--- TASK INSTRUCTIONS ---
Revise every entry below by replacing "honorific" with "name-suffix" and leaving everything else as it is.
++++ TASK INPUT ++++
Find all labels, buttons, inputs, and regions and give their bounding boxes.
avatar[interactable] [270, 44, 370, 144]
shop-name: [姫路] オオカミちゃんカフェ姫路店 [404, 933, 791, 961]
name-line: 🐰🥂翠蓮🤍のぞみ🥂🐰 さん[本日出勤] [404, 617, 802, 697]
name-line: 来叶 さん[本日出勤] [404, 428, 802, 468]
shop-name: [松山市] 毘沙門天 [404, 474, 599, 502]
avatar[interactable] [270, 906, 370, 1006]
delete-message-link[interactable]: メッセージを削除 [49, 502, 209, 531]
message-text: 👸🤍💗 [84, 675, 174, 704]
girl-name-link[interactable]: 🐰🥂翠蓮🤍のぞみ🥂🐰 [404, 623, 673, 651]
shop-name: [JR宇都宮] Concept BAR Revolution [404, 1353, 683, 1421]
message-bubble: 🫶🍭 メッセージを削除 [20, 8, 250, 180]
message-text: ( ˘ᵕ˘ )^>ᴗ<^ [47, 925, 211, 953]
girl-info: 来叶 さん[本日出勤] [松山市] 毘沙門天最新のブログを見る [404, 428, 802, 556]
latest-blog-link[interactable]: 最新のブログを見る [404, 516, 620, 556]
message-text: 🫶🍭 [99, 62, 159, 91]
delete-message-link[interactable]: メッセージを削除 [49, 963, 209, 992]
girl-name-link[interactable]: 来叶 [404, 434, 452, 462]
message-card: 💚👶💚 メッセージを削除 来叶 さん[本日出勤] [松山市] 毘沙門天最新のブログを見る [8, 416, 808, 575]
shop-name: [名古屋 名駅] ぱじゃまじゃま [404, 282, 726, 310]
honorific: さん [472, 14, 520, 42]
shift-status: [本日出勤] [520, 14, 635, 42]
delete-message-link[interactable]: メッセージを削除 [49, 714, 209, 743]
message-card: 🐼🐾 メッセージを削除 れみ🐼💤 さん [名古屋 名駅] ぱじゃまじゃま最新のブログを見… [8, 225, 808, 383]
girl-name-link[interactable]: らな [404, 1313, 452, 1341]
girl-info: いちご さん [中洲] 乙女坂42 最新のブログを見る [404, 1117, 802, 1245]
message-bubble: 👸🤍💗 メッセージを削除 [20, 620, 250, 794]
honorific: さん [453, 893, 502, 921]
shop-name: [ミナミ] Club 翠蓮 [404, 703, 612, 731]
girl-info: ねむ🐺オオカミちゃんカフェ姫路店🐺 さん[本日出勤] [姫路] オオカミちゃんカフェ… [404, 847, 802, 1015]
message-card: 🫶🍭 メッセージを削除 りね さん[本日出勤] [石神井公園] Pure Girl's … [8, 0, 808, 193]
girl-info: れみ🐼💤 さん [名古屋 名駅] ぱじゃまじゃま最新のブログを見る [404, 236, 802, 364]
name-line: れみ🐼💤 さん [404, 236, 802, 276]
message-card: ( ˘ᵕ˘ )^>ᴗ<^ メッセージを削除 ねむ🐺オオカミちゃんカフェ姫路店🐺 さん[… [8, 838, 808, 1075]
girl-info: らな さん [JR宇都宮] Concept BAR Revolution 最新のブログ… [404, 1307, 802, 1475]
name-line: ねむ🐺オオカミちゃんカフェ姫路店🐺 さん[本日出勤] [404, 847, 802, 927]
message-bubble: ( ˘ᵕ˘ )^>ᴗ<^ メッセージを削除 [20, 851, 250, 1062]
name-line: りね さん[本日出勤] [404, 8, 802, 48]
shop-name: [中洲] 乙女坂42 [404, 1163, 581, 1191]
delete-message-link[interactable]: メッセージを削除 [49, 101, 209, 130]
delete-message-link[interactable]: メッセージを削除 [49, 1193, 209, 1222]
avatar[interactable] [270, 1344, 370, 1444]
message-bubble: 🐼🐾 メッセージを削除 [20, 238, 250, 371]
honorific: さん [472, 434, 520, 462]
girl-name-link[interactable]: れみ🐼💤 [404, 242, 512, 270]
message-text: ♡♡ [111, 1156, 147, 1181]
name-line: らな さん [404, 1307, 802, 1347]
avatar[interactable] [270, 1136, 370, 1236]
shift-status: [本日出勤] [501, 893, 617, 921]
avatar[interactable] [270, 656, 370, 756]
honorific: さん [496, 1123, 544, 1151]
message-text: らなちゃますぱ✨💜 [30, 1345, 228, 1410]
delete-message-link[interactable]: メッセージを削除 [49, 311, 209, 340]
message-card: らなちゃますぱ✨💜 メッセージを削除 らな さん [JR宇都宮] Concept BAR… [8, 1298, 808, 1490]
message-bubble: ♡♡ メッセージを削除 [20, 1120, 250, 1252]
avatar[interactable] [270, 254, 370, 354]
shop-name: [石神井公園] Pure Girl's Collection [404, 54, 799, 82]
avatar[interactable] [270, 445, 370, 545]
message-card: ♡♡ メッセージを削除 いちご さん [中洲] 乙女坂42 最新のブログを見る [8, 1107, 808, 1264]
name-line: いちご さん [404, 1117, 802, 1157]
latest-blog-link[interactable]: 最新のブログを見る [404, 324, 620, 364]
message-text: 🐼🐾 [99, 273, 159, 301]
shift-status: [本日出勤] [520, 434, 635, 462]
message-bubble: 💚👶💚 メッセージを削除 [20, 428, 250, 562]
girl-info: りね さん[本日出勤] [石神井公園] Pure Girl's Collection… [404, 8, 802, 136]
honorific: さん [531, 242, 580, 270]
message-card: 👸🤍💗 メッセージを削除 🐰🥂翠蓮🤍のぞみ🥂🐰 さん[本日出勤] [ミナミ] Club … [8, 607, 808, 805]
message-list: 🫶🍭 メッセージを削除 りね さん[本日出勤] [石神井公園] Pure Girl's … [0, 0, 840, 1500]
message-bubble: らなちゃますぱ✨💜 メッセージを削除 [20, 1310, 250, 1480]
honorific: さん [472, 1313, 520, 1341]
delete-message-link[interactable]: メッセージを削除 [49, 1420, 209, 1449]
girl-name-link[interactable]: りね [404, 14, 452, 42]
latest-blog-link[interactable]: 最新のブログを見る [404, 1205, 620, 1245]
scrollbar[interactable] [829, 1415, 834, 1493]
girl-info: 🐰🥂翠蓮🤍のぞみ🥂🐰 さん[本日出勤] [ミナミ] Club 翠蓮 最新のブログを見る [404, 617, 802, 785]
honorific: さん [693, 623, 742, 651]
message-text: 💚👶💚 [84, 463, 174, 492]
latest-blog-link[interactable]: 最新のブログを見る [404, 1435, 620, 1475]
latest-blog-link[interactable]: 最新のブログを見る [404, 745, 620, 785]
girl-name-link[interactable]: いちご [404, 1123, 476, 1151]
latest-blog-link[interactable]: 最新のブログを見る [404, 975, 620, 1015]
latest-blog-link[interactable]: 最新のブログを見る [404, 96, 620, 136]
++++
--- REPLY ---
Find all labels, buttons, inputs, and regions and give their bounding boxes.
avatar[interactable] [270, 44, 370, 144]
shop-name: [姫路] オオカミちゃんカフェ姫路店 [404, 933, 791, 961]
name-line: 🐰🥂翠蓮🤍のぞみ🥂🐰 さん[本日出勤] [404, 617, 802, 697]
name-line: 来叶 さん[本日出勤] [404, 428, 802, 468]
shop-name: [松山市] 毘沙門天 [404, 474, 599, 502]
avatar[interactable] [270, 906, 370, 1006]
delete-message-link[interactable]: メッセージを削除 [49, 502, 209, 531]
message-text: 👸🤍💗 [84, 675, 174, 704]
girl-name-link[interactable]: 🐰🥂翠蓮🤍のぞみ🥂🐰 [404, 623, 673, 651]
shop-name: [JR宇都宮] Concept BAR Revolution [404, 1353, 683, 1421]
message-bubble: 🫶🍭 メッセージを削除 [20, 8, 250, 180]
message-text: ( ˘ᵕ˘ )^>ᴗ<^ [47, 925, 211, 953]
girl-info: 来叶 さん[本日出勤] [松山市] 毘沙門天最新のブログを見る [404, 428, 802, 556]
latest-blog-link[interactable]: 最新のブログを見る [404, 516, 620, 556]
message-text: 🫶🍭 [99, 62, 159, 91]
delete-message-link[interactable]: メッセージを削除 [49, 963, 209, 992]
girl-name-link[interactable]: 来叶 [404, 434, 452, 462]
message-card: 💚👶💚 メッセージを削除 来叶 さん[本日出勤] [松山市] 毘沙門天最新のブログを見る [8, 416, 808, 575]
shop-name: [名古屋 名駅] ぱじゃまじゃま [404, 282, 726, 310]
name-suffix: さん [472, 14, 520, 42]
shift-status: [本日出勤] [520, 14, 635, 42]
delete-message-link[interactable]: メッセージを削除 [49, 714, 209, 743]
message-card: 🐼🐾 メッセージを削除 れみ🐼💤 さん [名古屋 名駅] ぱじゃまじゃま最新のブログを見… [8, 225, 808, 383]
girl-name-link[interactable]: らな [404, 1313, 452, 1341]
girl-info: いちご さん [中洲] 乙女坂42 最新のブログを見る [404, 1117, 802, 1245]
message-bubble: 👸🤍💗 メッセージを削除 [20, 620, 250, 794]
name-suffix: さん [453, 893, 502, 921]
shop-name: [ミナミ] Club 翠蓮 [404, 703, 612, 731]
girl-info: ねむ🐺オオカミちゃんカフェ姫路店🐺 さん[本日出勤] [姫路] オオカミちゃんカフェ… [404, 847, 802, 1015]
message-card: 🫶🍭 メッセージを削除 りね さん[本日出勤] [石神井公園] Pure Girl's … [8, 0, 808, 193]
girl-info: れみ🐼💤 さん [名古屋 名駅] ぱじゃまじゃま最新のブログを見る [404, 236, 802, 364]
name-line: れみ🐼💤 さん [404, 236, 802, 276]
message-card: ( ˘ᵕ˘ )^>ᴗ<^ メッセージを削除 ねむ🐺オオカミちゃんカフェ姫路店🐺 さん[… [8, 838, 808, 1075]
girl-info: らな さん [JR宇都宮] Concept BAR Revolution 最新のブログ… [404, 1307, 802, 1475]
name-line: ねむ🐺オオカミちゃんカフェ姫路店🐺 さん[本日出勤] [404, 847, 802, 927]
message-bubble: ( ˘ᵕ˘ )^>ᴗ<^ メッセージを削除 [20, 851, 250, 1062]
name-line: りね さん[本日出勤] [404, 8, 802, 48]
shop-name: [中洲] 乙女坂42 [404, 1163, 581, 1191]
delete-message-link[interactable]: メッセージを削除 [49, 101, 209, 130]
delete-message-link[interactable]: メッセージを削除 [49, 1193, 209, 1222]
avatar[interactable] [270, 1344, 370, 1444]
message-bubble: 🐼🐾 メッセージを削除 [20, 238, 250, 371]
name-suffix: さん [472, 434, 520, 462]
girl-name-link[interactable]: れみ🐼💤 [404, 242, 512, 270]
message-text: ♡♡ [111, 1156, 147, 1181]
name-line: らな さん [404, 1307, 802, 1347]
avatar[interactable] [270, 1136, 370, 1236]
shift-status: [本日出勤] [501, 893, 617, 921]
avatar[interactable] [270, 656, 370, 756]
name-suffix: さん [496, 1123, 544, 1151]
message-text: らなちゃますぱ✨💜 [30, 1345, 228, 1410]
delete-message-link[interactable]: メッセージを削除 [49, 311, 209, 340]
message-card: らなちゃますぱ✨💜 メッセージを削除 らな さん [JR宇都宮] Concept BAR… [8, 1298, 808, 1490]
message-bubble: ♡♡ メッセージを削除 [20, 1120, 250, 1252]
avatar[interactable] [270, 254, 370, 354]
shop-name: [石神井公園] Pure Girl's Collection [404, 54, 799, 82]
avatar[interactable] [270, 445, 370, 545]
message-card: ♡♡ メッセージを削除 いちご さん [中洲] 乙女坂42 最新のブログを見る [8, 1107, 808, 1264]
name-line: いちご さん [404, 1117, 802, 1157]
latest-blog-link[interactable]: 最新のブログを見る [404, 324, 620, 364]
message-text: 🐼🐾 [99, 273, 159, 301]
shift-status: [本日出勤] [520, 434, 635, 462]
message-bubble: 💚👶💚 メッセージを削除 [20, 428, 250, 562]
girl-info: りね さん[本日出勤] [石神井公園] Pure Girl's Collection… [404, 8, 802, 136]
name-suffix: さん [531, 242, 580, 270]
message-card: 👸🤍💗 メッセージを削除 🐰🥂翠蓮🤍のぞみ🥂🐰 さん[本日出勤] [ミナミ] Club … [8, 607, 808, 805]
message-list: 🫶🍭 メッセージを削除 りね さん[本日出勤] [石神井公園] Pure Girl's … [0, 0, 840, 1500]
message-bubble: らなちゃますぱ✨💜 メッセージを削除 [20, 1310, 250, 1480]
name-suffix: さん [472, 1313, 520, 1341]
delete-message-link[interactable]: メッセージを削除 [49, 1420, 209, 1449]
girl-name-link[interactable]: りね [404, 14, 452, 42]
latest-blog-link[interactable]: 最新のブログを見る [404, 1205, 620, 1245]
scrollbar[interactable] [829, 1415, 834, 1493]
girl-info: 🐰🥂翠蓮🤍のぞみ🥂🐰 さん[本日出勤] [ミナミ] Club 翠蓮 最新のブログを見る [404, 617, 802, 785]
name-suffix: さん [693, 623, 742, 651]
message-text: 💚👶💚 [84, 463, 174, 492]
latest-blog-link[interactable]: 最新のブログを見る [404, 1435, 620, 1475]
latest-blog-link[interactable]: 最新のブログを見る [404, 745, 620, 785]
girl-name-link[interactable]: いちご [404, 1123, 476, 1151]
latest-blog-link[interactable]: 最新のブログを見る [404, 975, 620, 1015]
latest-blog-link[interactable]: 最新のブログを見る [404, 96, 620, 136]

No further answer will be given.